Excerpt from a dataset ▸
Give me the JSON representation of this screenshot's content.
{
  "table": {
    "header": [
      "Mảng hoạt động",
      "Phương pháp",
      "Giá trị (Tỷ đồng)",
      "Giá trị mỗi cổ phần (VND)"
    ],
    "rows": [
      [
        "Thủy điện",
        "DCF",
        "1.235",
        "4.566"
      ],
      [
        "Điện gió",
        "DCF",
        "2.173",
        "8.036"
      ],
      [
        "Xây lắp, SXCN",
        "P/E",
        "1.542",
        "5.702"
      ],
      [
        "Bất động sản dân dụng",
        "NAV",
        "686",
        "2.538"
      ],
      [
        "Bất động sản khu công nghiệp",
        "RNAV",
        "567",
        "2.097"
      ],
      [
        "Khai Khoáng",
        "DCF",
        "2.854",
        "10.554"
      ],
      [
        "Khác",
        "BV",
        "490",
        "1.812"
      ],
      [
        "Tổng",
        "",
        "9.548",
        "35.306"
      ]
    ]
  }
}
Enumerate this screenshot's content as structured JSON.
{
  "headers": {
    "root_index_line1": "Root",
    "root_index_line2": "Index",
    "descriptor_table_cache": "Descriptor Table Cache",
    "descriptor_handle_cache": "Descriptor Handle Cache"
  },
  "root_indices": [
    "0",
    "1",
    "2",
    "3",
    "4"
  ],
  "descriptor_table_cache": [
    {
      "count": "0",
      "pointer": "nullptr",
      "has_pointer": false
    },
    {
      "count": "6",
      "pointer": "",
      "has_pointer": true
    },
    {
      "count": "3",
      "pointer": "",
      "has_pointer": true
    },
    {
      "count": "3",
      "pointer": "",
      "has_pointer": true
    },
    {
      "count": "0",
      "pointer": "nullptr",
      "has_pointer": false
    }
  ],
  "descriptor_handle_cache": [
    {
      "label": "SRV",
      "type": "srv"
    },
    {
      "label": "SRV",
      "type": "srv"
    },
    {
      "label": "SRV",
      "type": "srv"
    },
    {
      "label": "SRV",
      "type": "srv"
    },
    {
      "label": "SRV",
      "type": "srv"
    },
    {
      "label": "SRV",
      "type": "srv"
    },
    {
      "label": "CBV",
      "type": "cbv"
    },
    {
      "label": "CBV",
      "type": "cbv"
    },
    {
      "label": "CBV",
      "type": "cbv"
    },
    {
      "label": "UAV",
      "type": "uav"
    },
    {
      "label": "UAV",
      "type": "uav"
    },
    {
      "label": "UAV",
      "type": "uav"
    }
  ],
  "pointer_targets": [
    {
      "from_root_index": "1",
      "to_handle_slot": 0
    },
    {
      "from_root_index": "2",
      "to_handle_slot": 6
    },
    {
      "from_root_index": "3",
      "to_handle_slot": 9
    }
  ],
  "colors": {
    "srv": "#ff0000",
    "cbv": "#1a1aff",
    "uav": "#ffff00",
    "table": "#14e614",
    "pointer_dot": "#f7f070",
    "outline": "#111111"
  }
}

OBJECTIVE ▸ Find each line with the string "JSON" and copy it out.

WRITTEN SOLUTION ▸
Give me the JSON representation of this screenshot's content.
Enumerate this screenshot's content as structured JSON.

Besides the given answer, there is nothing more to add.